- Extract to read
§ §
I told him I was going to Cordoba, which was on the way to Buenos Aires. He told me that none of the truckers there were listening to him, and that now he was out by the road just signalling by thumb. Since we were both going in the same direction, I went out with him.
After a bit more conversation, introductions were made. He was Alejandro Troyano, a twenty-seven year old Argentinan from Buenos Aires who speaks nearly perfect English and was returning home after five months in Bolivia bumming around and playing the blues on his guitar. Badass! That, again, sounds like exactly my cup of tea!
We chilled on the side of the road for a bit. He broke out his guitar and started playing some deep, soul-filled blues, his deep rough voice complimenting the fat notes perfectly. His blues in English sounded almost perfect, with only a few words betraying his Latin origins. He had a harmonica, too, and I borrowed it and followed along.
We simply chilled on that roadside next to the truck stop playing the blues and halfheartedly hitchhiking all afternoon. As soon as it got dark, we headed back to the station.
Alejandro didn’t have any money either; we were quite the pair. He even had an extra bandana and gave it to me to wear so that we looked similar. We went into the resturaunt at the stop to get some food. Alejandro didn’t seem to understand.
“But we do not have any money!”
“How will we get food?”
“You’ll see. It’s easy. I’ll teach you.”
A few minutes later we had a few waters and a huge basket of free bread. Apparently very hungry, Alejandro feasted, unable to figure out how I was able to get so much bread without so much as one centimo. My response was that I’ve been a poor leather tramp for a pretty long time now.
That evening we slept at the stop, having become pretty good friends by that time. We lay on our respective sleeping materials in the back part of the truck stop, listening to a tiny radio with a USB MP3 player attached to it. Alejandro proudly announced that he had “only four songs on it,” but that it was okay, since they were good ones. Later, he invited me to his flat in Buenos Aires for a time, and I decided to accept, since I had not yet gotten a response from my friend in Cordoba. So now we were traveling together! It was nice to have a companion for once; life on the road can be very lonely.
§ §
[Collected data entries]
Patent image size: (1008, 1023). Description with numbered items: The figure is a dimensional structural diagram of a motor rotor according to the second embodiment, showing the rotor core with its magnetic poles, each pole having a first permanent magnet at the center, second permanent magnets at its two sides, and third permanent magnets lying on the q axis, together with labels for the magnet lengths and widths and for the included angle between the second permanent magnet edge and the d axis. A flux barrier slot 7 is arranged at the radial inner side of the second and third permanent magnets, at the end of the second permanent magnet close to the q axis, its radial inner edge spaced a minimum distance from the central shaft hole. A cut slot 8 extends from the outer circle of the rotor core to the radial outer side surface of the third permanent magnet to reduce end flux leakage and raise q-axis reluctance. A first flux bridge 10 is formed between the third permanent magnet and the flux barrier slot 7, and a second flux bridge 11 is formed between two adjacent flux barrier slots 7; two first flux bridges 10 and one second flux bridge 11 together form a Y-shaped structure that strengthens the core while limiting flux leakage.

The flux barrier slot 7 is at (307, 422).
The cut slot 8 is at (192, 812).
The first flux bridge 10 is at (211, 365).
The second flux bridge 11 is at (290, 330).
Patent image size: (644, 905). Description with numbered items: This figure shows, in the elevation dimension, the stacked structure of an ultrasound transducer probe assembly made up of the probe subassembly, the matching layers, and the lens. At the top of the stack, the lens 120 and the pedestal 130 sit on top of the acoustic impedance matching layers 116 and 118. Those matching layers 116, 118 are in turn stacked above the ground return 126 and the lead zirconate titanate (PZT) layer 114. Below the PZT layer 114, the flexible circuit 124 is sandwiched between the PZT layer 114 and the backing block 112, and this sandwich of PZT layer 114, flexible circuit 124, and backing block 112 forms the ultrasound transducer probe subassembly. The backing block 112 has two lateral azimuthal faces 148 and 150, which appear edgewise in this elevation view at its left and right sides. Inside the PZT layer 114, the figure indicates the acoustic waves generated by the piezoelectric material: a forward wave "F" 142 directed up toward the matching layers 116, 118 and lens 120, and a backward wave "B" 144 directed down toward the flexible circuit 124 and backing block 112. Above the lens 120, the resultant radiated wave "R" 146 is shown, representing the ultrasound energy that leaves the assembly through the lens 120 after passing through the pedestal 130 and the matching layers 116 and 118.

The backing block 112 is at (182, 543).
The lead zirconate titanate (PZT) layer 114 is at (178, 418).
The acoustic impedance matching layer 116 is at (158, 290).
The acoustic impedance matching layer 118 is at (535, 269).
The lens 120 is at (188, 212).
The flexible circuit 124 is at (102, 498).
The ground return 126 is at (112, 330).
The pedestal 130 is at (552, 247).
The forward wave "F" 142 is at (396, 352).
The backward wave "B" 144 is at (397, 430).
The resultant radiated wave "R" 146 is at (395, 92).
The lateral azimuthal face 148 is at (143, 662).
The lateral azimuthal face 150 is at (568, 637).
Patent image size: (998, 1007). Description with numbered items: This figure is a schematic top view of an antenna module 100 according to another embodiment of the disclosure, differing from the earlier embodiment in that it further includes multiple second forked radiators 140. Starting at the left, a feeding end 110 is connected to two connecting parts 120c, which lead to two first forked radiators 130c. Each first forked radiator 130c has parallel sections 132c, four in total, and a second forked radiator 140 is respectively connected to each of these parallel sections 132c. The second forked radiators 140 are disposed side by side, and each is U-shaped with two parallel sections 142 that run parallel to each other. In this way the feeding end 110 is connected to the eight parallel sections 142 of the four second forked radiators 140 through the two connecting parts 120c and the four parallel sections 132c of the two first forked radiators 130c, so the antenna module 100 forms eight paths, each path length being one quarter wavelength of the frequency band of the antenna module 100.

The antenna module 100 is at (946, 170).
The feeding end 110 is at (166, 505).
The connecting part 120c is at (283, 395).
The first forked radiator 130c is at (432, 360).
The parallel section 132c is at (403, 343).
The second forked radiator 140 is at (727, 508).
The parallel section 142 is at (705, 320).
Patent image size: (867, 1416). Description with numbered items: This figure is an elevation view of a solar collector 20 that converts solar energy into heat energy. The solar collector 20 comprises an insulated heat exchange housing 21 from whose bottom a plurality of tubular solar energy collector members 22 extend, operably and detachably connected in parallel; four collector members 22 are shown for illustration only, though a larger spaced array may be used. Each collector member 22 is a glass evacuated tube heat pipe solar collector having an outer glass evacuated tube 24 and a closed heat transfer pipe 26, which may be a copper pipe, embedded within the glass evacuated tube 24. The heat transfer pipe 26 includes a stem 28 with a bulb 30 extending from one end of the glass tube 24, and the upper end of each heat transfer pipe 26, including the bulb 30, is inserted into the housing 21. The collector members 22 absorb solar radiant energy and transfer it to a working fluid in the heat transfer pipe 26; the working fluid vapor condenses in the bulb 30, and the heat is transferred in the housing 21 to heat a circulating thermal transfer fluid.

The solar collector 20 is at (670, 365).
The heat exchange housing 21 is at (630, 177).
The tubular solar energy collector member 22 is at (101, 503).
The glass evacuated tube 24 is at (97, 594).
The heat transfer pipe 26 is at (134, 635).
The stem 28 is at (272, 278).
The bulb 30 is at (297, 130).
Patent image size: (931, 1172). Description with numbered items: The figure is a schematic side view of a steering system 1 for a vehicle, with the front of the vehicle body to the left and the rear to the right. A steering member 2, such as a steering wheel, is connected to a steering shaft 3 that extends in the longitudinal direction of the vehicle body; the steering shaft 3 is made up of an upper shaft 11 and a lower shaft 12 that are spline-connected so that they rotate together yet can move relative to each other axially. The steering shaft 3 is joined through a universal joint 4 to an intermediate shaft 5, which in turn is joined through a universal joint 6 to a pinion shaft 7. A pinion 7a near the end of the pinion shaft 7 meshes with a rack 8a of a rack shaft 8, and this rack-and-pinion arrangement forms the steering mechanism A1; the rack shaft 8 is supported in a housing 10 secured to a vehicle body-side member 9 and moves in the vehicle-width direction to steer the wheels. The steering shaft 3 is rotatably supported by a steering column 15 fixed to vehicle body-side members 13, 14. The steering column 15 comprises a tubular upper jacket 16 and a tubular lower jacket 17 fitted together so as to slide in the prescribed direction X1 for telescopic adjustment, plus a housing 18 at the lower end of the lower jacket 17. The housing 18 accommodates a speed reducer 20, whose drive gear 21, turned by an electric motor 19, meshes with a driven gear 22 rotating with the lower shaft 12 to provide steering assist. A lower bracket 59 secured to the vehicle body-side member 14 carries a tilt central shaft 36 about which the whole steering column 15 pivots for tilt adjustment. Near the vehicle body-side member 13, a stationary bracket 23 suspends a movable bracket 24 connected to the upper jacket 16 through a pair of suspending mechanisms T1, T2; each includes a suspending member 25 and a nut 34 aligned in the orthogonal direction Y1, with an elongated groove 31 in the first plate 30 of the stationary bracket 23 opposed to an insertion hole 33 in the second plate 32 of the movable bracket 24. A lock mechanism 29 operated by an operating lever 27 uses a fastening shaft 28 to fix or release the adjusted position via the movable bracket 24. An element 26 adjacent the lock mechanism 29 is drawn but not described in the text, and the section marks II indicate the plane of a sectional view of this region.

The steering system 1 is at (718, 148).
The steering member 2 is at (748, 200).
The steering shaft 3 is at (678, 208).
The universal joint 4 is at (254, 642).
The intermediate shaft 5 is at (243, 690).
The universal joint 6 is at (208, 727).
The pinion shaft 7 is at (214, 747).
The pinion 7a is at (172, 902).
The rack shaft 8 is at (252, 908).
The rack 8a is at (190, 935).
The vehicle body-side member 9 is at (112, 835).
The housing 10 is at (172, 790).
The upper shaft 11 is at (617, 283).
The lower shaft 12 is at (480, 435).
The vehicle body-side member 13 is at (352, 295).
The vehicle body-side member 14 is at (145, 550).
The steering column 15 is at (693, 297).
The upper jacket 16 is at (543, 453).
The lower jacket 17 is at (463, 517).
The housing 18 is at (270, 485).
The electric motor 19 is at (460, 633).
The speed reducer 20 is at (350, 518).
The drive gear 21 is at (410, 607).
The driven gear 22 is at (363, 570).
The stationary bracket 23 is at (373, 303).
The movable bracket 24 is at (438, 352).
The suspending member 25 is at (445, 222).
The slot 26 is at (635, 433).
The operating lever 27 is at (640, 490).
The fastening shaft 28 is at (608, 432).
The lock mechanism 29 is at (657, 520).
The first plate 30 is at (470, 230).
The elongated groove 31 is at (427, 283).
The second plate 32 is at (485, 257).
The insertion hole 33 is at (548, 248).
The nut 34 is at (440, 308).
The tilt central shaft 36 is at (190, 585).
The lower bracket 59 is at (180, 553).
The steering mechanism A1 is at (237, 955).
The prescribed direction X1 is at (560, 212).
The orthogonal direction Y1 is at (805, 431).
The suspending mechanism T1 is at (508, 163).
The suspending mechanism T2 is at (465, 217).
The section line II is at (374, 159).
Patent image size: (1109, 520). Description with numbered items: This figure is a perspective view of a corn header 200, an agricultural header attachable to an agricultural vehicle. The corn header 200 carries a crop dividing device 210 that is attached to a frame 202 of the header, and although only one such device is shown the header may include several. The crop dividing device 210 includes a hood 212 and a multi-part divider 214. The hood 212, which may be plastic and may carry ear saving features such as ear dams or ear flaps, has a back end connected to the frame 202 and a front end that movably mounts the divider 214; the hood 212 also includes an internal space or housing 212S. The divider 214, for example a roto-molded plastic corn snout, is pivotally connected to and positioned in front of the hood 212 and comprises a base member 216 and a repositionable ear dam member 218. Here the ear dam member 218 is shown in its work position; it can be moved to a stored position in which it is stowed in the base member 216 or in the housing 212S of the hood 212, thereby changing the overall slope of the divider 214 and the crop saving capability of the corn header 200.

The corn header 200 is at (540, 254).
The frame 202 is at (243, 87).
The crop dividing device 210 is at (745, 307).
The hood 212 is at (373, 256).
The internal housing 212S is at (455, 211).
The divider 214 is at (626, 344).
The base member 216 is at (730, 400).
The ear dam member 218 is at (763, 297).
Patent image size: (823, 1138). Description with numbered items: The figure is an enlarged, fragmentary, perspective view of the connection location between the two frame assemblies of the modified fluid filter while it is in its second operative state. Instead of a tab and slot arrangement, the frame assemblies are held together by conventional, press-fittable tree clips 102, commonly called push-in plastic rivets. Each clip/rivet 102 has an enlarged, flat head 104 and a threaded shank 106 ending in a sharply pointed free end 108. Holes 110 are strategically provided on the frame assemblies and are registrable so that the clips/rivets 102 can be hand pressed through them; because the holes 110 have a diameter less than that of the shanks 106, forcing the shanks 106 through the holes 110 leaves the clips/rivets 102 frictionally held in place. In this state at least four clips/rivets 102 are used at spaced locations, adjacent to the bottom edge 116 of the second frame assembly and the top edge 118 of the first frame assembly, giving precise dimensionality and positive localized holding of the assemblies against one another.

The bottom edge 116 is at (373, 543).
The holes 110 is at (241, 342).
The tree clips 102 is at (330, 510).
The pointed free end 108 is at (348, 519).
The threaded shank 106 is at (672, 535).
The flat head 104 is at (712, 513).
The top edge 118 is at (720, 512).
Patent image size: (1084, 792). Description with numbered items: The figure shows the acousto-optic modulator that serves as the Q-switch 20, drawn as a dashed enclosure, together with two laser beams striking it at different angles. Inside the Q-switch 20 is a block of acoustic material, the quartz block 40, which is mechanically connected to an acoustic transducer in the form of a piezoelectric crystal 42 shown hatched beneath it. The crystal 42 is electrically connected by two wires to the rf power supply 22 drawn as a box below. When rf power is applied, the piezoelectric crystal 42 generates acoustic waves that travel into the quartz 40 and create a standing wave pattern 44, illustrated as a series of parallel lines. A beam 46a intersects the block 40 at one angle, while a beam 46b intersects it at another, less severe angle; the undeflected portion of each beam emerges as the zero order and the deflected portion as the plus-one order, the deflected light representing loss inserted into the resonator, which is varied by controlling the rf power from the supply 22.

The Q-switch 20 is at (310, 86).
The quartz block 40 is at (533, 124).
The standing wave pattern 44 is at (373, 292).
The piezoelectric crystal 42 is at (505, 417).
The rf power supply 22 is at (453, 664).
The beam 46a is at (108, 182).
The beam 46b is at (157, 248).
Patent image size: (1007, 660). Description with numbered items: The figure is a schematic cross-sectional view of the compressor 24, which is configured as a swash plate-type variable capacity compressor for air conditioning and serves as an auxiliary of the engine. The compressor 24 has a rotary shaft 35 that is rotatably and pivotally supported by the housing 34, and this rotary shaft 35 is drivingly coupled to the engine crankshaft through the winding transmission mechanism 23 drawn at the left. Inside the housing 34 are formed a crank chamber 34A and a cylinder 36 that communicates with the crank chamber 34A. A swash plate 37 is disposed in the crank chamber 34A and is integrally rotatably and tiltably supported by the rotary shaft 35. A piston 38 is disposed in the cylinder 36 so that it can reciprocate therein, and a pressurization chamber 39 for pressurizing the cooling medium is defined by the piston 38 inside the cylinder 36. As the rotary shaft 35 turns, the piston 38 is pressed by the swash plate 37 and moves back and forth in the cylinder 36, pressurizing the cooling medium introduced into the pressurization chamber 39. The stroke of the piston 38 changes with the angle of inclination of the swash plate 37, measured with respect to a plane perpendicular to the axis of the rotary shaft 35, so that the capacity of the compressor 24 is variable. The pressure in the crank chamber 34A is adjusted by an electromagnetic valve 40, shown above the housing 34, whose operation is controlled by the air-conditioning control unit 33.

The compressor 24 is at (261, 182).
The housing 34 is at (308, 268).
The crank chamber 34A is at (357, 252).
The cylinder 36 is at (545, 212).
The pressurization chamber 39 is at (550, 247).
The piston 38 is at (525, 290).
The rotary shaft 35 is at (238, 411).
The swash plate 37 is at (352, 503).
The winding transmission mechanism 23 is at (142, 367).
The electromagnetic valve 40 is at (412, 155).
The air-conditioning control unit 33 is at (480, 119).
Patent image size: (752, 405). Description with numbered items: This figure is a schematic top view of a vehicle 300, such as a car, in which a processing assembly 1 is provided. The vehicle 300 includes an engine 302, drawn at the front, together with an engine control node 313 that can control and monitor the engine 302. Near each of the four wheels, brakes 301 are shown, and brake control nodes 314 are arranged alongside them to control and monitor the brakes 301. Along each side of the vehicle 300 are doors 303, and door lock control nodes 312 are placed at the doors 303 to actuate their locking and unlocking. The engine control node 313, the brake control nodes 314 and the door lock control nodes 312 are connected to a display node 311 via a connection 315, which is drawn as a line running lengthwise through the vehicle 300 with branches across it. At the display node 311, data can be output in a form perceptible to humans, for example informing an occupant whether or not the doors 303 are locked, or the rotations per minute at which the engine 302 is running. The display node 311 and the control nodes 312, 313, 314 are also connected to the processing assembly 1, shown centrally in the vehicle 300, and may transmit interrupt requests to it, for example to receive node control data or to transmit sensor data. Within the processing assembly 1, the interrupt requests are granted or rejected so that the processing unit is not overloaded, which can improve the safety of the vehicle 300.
§ §
- Your tasks
1 - Answer these questions using the hitchhiking story:
(a) How old is Alejandro?
(b) What extra item did Alejandro give the narrator to wear?
(c) How many songs did Alejandro say were on his MP3 player?
2 - Render this sentence from the hitchhiking story in Spanish: "It was nice to have a companion for once; life on the road can be very lonely."
The material shares no connection with the hitchhiking story.

- Results for each task
1 -
(a) Twenty-seven
(b) A bandana
(c) Four

2 - Fue agradable tener un compañero por una vez; la vida en la carretera puede ser muy solitaria.